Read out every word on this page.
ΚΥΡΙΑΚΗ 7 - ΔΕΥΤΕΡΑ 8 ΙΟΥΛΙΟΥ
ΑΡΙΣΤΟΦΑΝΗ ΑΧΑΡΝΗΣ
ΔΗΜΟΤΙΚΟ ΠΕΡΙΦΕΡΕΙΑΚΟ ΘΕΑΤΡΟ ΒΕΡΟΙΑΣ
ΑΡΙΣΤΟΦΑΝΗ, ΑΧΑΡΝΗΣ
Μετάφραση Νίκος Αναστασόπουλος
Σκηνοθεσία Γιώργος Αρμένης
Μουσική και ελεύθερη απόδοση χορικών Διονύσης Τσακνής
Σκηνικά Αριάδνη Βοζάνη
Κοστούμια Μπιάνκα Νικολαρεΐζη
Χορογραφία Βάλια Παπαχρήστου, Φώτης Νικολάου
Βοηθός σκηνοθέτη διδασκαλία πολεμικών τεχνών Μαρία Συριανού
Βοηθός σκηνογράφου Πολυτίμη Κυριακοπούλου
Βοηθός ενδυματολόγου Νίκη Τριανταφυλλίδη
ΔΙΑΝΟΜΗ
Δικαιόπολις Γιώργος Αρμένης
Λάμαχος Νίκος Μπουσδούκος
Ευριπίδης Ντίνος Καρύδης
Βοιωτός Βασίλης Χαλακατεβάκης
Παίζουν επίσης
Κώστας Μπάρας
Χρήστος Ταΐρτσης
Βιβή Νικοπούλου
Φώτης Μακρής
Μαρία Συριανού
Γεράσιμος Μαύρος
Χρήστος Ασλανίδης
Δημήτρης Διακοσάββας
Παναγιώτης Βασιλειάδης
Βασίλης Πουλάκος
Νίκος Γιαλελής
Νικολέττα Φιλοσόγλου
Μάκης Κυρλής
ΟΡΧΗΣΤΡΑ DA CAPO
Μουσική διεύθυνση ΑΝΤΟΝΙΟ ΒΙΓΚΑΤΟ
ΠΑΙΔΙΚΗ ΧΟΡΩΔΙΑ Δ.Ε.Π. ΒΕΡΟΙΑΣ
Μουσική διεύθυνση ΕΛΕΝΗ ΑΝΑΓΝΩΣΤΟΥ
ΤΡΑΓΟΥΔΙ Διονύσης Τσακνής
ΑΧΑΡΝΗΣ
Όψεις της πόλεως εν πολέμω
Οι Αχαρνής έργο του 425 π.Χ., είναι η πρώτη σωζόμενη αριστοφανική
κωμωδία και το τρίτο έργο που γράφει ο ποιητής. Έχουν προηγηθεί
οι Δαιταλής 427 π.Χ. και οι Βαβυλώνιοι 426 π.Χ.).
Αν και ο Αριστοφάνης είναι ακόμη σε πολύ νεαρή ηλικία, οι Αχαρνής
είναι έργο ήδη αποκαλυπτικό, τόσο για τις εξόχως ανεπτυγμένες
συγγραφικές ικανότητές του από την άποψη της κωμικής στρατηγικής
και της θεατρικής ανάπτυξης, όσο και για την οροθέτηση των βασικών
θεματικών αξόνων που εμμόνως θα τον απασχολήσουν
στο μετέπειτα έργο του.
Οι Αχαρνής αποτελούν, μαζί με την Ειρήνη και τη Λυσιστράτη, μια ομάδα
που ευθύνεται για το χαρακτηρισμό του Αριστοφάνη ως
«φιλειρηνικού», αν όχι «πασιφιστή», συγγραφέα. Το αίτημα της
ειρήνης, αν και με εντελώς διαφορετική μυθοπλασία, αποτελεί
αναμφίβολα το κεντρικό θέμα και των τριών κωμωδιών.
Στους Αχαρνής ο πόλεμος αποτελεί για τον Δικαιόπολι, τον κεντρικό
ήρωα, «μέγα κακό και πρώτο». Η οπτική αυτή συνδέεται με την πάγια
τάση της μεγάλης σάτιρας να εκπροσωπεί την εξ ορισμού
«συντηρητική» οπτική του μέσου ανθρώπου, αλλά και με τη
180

_Aim_. Find the string "Αρμένης" in the records, then copy each line where it occurs.

_Finished task_.
Σκηνοθεσία Γιώργος Αρμένης
Δικαιόπολις Γιώργος Αρμένης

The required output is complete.